EXERCISE DESCRIPTION
In the listing below, rewrite the part that opens with the line containing "echo-pixel [413,413,415,415]" and closes with the line containing "echo-pixel [423,281,425,284]", replacing "highway" with "road" and leaving everything else unchanged.
[Start of DATA]
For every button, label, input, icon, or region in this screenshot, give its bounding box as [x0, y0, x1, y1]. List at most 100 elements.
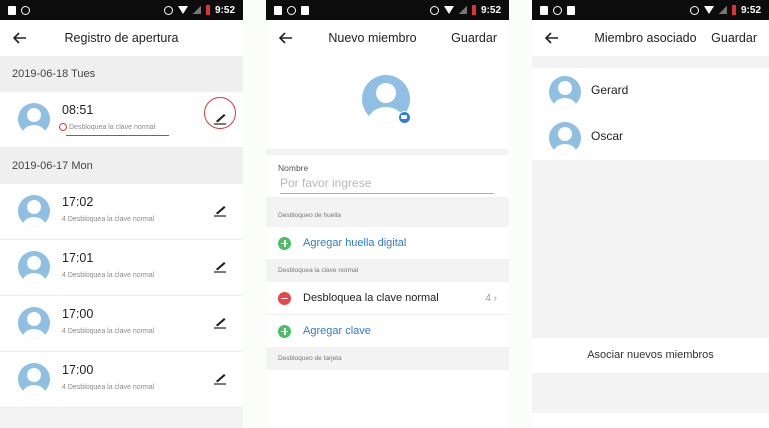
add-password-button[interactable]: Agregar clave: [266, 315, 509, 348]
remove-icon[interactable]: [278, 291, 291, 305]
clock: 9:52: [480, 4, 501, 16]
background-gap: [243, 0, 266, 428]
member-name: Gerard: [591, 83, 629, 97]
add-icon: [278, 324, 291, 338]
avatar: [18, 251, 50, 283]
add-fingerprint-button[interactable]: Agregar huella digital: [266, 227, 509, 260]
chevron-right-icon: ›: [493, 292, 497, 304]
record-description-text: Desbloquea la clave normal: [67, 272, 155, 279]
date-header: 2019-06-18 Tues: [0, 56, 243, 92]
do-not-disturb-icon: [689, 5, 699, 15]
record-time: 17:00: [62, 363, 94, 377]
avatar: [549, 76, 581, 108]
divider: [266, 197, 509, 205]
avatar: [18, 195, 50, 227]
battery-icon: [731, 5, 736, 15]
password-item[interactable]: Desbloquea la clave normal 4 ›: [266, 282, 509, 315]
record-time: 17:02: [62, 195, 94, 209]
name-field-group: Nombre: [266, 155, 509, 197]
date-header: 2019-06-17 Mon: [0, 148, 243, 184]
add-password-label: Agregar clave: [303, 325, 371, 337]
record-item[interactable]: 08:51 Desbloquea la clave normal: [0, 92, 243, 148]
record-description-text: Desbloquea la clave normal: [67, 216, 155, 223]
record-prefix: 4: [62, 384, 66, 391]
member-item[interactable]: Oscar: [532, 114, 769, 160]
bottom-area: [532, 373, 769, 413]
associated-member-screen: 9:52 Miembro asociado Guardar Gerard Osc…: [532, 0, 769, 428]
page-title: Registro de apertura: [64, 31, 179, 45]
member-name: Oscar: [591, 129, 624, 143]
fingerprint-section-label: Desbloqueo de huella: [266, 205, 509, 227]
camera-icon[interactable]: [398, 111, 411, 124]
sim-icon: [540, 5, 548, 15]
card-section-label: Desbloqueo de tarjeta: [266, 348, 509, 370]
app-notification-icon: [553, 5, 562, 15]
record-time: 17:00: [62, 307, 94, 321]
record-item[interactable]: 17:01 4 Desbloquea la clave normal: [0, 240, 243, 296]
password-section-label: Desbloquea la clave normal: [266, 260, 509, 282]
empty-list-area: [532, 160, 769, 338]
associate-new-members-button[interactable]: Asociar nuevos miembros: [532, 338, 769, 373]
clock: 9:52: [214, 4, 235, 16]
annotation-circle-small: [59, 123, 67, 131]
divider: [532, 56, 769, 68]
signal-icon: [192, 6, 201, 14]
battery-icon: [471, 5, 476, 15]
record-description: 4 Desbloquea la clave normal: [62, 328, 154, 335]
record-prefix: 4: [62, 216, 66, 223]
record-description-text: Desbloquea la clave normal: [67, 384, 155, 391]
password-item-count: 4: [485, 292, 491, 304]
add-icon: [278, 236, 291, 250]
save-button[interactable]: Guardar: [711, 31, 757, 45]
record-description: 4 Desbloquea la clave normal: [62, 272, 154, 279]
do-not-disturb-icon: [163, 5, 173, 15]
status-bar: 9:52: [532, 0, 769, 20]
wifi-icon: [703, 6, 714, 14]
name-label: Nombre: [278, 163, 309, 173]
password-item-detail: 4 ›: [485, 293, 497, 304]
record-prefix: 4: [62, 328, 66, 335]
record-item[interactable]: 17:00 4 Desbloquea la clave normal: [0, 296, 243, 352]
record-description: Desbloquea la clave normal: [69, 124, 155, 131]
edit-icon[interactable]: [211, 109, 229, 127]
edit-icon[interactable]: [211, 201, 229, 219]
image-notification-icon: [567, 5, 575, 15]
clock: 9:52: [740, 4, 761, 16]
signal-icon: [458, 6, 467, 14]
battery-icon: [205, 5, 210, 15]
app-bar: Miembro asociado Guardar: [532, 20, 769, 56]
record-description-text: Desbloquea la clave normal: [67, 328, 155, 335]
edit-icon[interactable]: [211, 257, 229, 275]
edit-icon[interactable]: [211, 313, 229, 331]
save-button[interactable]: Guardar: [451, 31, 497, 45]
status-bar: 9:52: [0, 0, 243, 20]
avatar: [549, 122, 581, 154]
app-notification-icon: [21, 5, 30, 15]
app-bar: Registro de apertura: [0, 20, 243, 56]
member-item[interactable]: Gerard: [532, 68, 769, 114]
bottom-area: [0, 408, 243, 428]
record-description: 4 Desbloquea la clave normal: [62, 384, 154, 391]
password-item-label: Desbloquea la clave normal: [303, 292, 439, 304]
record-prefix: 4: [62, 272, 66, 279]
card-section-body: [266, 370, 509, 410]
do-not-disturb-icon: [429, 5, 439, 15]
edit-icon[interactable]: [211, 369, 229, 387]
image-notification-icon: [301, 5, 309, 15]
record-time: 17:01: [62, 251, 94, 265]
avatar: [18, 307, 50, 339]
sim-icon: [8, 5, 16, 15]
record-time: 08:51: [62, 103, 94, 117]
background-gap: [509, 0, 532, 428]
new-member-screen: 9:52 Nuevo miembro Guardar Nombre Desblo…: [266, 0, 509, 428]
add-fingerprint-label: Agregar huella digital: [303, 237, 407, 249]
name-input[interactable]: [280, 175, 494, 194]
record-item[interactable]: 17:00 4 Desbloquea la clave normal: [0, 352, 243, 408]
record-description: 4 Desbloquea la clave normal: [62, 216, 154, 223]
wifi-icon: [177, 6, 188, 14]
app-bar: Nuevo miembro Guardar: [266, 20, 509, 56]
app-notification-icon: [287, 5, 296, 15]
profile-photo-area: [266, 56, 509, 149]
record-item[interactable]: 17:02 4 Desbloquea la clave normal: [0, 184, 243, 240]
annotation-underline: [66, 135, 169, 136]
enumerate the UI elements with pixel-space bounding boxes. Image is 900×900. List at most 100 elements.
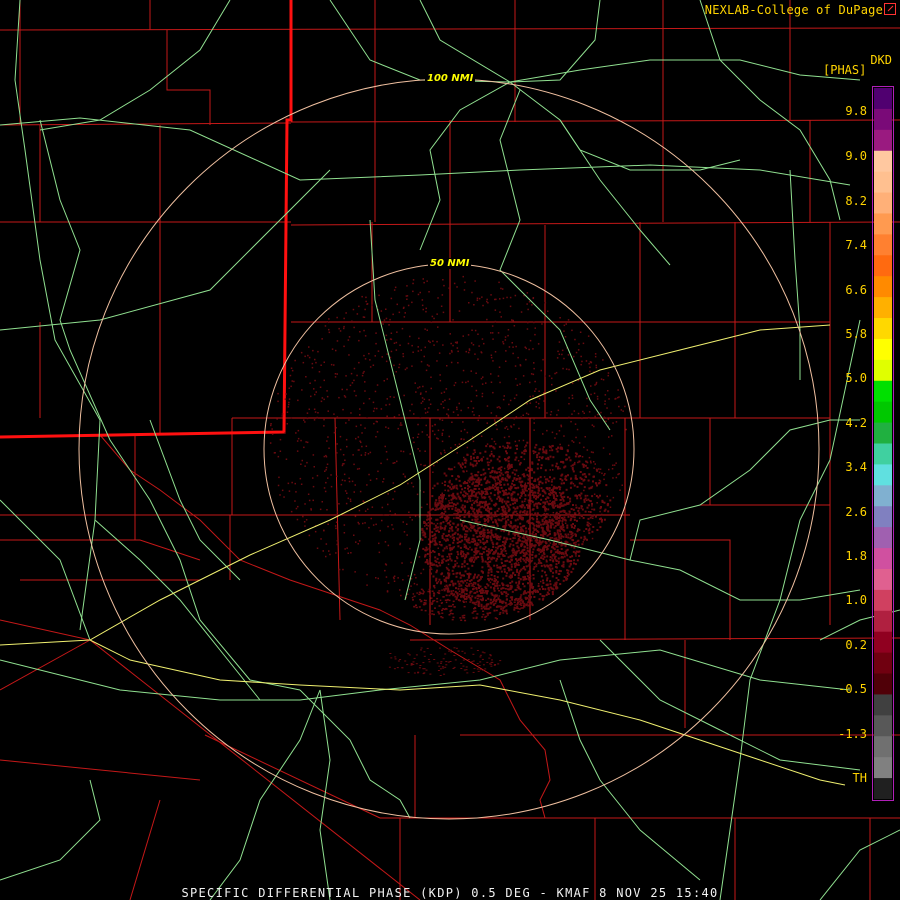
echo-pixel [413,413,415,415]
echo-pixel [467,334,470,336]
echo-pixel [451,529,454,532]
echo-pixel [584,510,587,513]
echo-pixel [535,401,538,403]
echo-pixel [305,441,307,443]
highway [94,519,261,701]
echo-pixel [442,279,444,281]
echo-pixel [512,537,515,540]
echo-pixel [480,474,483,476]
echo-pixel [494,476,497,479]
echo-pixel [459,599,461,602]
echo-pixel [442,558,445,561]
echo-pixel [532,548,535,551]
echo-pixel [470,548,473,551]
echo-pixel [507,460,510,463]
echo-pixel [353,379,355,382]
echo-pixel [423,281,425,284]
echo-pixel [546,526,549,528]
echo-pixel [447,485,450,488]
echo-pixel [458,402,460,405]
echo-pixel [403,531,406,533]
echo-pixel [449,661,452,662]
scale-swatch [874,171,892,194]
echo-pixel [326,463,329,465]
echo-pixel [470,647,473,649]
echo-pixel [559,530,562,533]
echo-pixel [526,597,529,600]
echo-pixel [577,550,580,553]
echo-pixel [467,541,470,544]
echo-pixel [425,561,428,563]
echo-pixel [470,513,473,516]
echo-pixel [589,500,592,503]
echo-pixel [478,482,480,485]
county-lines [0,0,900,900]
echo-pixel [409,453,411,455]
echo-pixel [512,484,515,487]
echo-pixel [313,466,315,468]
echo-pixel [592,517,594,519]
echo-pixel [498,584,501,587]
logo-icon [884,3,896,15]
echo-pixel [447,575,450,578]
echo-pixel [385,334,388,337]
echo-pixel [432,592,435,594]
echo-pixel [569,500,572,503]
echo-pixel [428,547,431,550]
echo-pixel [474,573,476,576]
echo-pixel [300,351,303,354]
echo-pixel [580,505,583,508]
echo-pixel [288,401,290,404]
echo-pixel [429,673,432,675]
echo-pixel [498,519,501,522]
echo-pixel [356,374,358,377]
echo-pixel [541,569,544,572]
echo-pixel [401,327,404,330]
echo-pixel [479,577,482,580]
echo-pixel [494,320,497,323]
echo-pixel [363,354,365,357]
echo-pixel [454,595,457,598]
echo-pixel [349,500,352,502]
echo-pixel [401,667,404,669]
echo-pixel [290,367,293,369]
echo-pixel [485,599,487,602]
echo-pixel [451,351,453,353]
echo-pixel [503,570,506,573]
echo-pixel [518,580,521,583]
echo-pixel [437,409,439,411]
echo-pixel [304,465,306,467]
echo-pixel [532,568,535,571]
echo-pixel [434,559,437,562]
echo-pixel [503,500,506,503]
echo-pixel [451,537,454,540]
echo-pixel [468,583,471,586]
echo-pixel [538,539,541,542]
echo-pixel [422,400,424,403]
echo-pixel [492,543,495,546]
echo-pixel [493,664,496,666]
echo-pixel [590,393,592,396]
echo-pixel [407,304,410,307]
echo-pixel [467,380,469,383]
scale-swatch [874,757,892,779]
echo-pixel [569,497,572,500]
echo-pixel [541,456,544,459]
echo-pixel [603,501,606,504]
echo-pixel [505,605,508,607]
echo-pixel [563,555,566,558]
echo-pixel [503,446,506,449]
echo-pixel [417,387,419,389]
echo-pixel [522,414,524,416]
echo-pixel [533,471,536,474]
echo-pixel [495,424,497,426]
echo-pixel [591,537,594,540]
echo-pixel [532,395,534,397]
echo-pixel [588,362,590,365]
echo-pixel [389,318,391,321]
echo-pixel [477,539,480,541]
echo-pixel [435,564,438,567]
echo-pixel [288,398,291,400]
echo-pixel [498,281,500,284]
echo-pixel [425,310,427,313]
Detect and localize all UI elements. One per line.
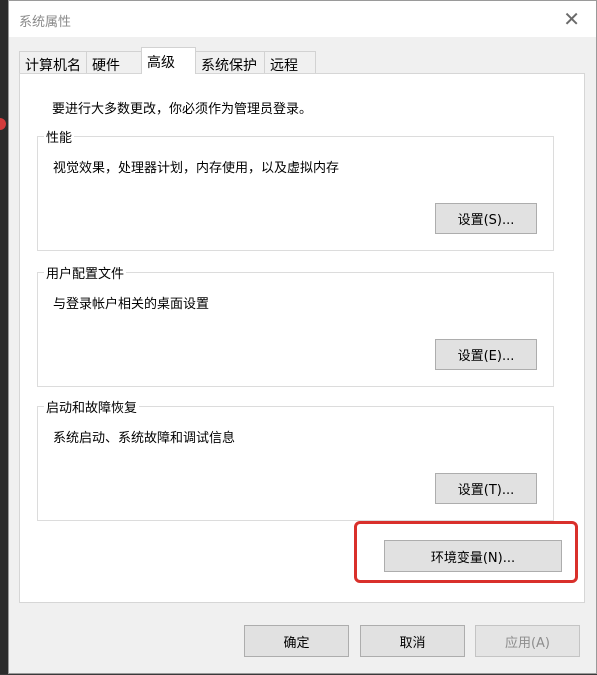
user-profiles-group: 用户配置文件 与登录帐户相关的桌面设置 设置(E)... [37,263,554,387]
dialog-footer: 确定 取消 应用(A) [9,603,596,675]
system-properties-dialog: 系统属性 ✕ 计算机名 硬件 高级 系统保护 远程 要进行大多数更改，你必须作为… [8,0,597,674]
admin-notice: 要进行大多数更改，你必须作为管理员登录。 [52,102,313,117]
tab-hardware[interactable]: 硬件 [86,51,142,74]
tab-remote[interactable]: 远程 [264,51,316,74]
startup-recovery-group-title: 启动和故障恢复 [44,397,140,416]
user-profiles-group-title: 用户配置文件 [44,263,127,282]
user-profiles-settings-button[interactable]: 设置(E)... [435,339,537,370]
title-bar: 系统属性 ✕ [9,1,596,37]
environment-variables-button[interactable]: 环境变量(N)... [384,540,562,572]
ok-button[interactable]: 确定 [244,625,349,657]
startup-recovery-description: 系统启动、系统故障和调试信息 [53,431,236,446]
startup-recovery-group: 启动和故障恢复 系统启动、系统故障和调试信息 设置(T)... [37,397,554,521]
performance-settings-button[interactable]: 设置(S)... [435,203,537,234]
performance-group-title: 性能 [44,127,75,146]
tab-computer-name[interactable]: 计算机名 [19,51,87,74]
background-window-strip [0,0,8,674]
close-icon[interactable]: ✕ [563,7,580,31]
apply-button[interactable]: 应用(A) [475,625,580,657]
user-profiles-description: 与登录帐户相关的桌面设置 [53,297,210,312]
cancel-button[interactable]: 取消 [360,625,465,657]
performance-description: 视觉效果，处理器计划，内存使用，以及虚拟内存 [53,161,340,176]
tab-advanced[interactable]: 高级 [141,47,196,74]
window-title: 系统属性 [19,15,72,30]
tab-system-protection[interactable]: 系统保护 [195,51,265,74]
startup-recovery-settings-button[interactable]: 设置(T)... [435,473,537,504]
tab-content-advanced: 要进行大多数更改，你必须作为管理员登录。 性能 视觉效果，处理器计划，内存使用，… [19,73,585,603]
[End of DATA]
TASK ANSWER
echo-pixel [413,413,415,415]
echo-pixel [467,334,470,336]
echo-pixel [451,529,454,532]
echo-pixel [584,510,587,513]
echo-pixel [535,401,538,403]
echo-pixel [305,441,307,443]
road [94,519,261,701]
echo-pixel [442,279,444,281]
echo-pixel [512,537,515,540]
echo-pixel [480,474,483,476]
echo-pixel [494,476,497,479]
echo-pixel [459,599,461,602]
echo-pixel [442,558,445,561]
echo-pixel [532,548,535,551]
echo-pixel [470,548,473,551]
echo-pixel [507,460,510,463]
echo-pixel [353,379,355,382]
echo-pixel [423,281,425,284]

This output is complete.